(Extracted data entries)
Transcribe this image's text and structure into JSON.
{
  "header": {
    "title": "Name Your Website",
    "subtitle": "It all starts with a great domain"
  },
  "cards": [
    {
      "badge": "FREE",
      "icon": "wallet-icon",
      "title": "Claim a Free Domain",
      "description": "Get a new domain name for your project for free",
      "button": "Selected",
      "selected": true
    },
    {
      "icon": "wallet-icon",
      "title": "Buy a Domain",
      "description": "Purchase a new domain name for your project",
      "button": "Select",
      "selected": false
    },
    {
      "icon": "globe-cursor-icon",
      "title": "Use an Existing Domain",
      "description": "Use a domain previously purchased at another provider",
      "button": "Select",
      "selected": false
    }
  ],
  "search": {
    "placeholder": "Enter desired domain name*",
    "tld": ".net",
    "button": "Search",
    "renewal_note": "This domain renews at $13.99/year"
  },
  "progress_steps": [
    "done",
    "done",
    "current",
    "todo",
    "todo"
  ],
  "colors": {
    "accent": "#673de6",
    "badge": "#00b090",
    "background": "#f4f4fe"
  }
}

YOUR OBJECTIVE>
Extract the full listing above without altering anything.

FINAL RESULT>
Transcribe this image's text and structure into JSON.
{
  "header": {
    "title": "Name Your Website",
    "subtitle": "It all starts with a great domain"
  },
  "cards": [
    {
      "badge": "FREE",
      "icon": "wallet-icon",
      "title": "Claim a Free Domain",
      "description": "Get a new domain name for your project for free",
      "button": "Selected",
      "selected": true
    },
    {
      "icon": "wallet-icon",
      "title": "Buy a Domain",
      "description": "Purchase a new domain name for your project",
      "button": "Select",
      "selected": false
    },
    {
      "icon": "globe-cursor-icon",
      "title": "Use an Existing Domain",
      "description": "Use a domain previously purchased at another provider",
      "button": "Select",
      "selected": false
    }
  ],
  "search": {
    "placeholder": "Enter desired domain name*",
    "tld": ".net",
    "button": "Search",
    "renewal_note": "This domain renews at $13.99/year"
  },
  "progress_steps": [
    "done",
    "done",
    "current",
    "todo",
    "todo"
  ],
  "colors": {
    "accent": "#673de6",
    "badge": "#00b090",
    "background": "#f4f4fe"
  }
}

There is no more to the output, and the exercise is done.